- WHAT THE TASK REQUIRES:
Your task is to print every entry below exactly as given.

- ENTRIES:

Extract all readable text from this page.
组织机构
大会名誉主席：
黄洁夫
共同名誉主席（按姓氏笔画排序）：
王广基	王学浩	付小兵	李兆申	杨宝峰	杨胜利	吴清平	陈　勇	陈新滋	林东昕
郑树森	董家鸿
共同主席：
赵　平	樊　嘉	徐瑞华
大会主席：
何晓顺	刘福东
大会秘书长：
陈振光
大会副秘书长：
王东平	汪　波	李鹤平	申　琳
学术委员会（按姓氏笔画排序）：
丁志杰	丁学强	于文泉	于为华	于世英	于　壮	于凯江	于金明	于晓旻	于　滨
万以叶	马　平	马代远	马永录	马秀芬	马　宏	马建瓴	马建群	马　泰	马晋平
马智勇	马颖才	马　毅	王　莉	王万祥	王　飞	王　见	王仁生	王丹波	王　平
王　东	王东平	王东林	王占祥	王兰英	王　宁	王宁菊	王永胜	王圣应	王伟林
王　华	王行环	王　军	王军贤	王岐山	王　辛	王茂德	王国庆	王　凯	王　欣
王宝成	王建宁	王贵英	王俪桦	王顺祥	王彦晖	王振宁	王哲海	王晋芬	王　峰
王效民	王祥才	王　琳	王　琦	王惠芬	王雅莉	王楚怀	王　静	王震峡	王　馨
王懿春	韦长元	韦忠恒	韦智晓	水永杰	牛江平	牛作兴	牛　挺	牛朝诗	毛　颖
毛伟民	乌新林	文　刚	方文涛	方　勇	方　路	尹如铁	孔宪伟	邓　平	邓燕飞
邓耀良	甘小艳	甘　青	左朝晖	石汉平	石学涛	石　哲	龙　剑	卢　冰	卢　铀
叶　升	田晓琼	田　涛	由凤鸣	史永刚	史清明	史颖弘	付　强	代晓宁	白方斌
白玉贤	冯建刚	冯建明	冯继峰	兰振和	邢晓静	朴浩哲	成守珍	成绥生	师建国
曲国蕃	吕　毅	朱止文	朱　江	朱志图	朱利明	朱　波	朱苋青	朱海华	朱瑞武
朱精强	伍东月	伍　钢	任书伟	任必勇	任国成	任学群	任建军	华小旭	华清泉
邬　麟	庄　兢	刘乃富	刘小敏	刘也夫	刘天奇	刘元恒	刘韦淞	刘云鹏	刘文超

- ANSWER TO THE EXERCISE:
Extract all readable text from this page.
组织机构
大会名誉主席：
黄洁夫
共同名誉主席（按姓氏笔画排序）：
王广基	王学浩	付小兵	李兆申	杨宝峰	杨胜利	吴清平	陈　勇	陈新滋	林东昕
郑树森	董家鸿
共同主席：
赵　平	樊　嘉	徐瑞华
大会主席：
何晓顺	刘福东
大会秘书长：
陈振光
大会副秘书长：
王东平	汪　波	李鹤平	申　琳
学术委员会（按姓氏笔画排序）：
丁志杰	丁学强	于文泉	于为华	于世英	于　壮	于凯江	于金明	于晓旻	于　滨
万以叶	马　平	马代远	马永录	马秀芬	马　宏	马建瓴	马建群	马　泰	马晋平
马智勇	马颖才	马　毅	王　莉	王万祥	王　飞	王　见	王仁生	王丹波	王　平
王　东	王东平	王东林	王占祥	王兰英	王　宁	王宁菊	王永胜	王圣应	王伟林
王　华	王行环	王　军	王军贤	王岐山	王　辛	王茂德	王国庆	王　凯	王　欣
王宝成	王建宁	王贵英	王俪桦	王顺祥	王彦晖	王振宁	王哲海	王晋芬	王　峰
王效民	王祥才	王　琳	王　琦	王惠芬	王雅莉	王楚怀	王　静	王震峡	王　馨
王懿春	韦长元	韦忠恒	韦智晓	水永杰	牛江平	牛作兴	牛　挺	牛朝诗	毛　颖
毛伟民	乌新林	文　刚	方文涛	方　勇	方　路	尹如铁	孔宪伟	邓　平	邓燕飞
邓耀良	甘小艳	甘　青	左朝晖	石汉平	石学涛	石　哲	龙　剑	卢　冰	卢　铀
叶　升	田晓琼	田　涛	由凤鸣	史永刚	史清明	史颖弘	付　强	代晓宁	白方斌
白玉贤	冯建刚	冯建明	冯继峰	兰振和	邢晓静	朴浩哲	成守珍	成绥生	师建国
曲国蕃	吕　毅	朱止文	朱　江	朱志图	朱利明	朱　波	朱苋青	朱海华	朱瑞武
朱精强	伍东月	伍　钢	任书伟	任必勇	任国成	任学群	任建军	华小旭	华清泉
邬　麟	庄　兢	刘乃富	刘小敏	刘也夫	刘天奇	刘元恒	刘韦淞	刘云鹏	刘文超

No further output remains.